TASK GOAL: Report how many lines hold the word "rehabilitation"; answer with the number alone.
>> Begin EXERCISE INPUTS
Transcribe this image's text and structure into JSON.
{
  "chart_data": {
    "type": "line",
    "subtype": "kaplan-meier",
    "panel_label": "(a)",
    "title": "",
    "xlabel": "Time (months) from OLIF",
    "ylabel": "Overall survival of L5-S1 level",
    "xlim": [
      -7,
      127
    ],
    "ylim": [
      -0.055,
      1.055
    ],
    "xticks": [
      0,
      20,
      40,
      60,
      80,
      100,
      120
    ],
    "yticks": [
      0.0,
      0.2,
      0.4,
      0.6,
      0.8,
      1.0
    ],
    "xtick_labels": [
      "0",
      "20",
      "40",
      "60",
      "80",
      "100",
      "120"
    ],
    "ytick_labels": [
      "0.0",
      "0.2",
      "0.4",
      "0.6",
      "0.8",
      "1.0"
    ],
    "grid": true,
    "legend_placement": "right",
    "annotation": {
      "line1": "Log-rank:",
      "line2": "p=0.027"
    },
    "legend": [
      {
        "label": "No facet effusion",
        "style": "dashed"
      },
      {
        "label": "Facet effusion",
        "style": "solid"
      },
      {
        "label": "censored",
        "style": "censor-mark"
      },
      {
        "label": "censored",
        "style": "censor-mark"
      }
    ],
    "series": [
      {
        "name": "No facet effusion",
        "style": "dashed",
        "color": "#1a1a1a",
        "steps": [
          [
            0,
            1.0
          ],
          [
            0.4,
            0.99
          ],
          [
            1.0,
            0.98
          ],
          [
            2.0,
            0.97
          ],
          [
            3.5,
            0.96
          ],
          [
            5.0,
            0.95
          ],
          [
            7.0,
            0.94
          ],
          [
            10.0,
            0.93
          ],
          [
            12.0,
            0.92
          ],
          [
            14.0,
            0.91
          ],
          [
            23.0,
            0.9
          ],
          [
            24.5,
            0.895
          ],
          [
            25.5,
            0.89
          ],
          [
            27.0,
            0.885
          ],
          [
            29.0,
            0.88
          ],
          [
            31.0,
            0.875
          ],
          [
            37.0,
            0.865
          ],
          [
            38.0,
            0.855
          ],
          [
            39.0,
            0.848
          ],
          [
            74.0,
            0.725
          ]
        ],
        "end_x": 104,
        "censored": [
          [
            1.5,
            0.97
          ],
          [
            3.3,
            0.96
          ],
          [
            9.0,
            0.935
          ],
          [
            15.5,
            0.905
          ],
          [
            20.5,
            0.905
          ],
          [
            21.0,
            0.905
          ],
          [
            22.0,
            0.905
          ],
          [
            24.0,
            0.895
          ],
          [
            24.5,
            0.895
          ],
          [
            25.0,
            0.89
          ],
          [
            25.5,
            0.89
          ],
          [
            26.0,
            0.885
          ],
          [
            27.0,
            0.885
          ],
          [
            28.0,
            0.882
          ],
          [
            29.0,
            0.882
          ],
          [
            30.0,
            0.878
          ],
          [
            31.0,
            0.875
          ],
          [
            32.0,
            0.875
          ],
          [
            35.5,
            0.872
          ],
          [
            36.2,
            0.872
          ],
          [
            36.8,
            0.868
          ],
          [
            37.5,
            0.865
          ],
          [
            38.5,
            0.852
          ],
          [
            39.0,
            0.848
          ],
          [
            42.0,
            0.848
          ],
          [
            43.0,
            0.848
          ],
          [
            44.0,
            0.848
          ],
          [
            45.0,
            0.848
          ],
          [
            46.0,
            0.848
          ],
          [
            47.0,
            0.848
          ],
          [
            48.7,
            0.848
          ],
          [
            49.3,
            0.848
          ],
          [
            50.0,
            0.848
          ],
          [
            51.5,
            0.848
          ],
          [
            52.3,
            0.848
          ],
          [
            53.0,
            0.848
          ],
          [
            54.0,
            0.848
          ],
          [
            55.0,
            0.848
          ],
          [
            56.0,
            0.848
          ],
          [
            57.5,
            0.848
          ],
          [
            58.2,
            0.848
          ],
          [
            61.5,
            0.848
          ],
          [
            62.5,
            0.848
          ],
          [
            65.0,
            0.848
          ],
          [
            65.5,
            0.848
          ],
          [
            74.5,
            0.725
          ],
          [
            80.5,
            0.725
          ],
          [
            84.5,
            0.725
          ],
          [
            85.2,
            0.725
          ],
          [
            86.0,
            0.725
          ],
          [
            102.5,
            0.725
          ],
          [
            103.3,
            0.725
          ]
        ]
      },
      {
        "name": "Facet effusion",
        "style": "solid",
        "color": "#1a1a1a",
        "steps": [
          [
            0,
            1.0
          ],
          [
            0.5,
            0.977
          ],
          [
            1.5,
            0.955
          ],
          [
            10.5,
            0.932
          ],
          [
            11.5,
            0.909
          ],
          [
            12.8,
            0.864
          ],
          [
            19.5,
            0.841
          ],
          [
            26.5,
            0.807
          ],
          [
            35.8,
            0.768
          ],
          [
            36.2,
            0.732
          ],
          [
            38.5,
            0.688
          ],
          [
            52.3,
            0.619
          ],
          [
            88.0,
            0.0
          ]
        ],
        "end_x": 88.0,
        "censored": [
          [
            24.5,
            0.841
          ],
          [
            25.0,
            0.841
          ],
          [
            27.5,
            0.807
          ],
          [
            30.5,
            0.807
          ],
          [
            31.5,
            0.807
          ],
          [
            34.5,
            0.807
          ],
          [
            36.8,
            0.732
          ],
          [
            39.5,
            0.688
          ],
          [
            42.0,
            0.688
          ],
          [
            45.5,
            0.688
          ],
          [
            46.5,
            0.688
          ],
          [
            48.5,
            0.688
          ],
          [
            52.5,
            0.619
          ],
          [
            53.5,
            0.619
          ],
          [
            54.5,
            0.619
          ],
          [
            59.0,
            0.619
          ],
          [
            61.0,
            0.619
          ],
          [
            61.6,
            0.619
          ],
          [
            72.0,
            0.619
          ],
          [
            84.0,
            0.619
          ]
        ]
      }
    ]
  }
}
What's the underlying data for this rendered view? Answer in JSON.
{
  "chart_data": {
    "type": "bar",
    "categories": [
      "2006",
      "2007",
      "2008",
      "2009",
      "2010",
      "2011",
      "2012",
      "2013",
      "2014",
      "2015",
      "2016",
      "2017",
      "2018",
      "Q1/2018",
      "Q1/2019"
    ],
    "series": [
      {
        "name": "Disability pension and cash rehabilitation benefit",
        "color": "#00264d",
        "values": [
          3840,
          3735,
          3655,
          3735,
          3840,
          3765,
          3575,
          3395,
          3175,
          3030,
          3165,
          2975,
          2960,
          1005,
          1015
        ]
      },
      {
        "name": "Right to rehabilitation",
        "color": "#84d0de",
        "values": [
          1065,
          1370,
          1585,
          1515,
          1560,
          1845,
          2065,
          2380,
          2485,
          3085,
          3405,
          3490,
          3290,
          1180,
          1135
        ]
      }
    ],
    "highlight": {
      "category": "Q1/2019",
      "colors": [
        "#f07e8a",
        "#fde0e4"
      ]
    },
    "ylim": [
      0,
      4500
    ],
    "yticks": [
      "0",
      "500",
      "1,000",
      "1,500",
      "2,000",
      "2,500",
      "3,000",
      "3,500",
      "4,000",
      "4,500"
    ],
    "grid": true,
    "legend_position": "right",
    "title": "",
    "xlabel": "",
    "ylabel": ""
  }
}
>> End EXERCISE INPUTS
SOLUTION TO THIS TASK: 2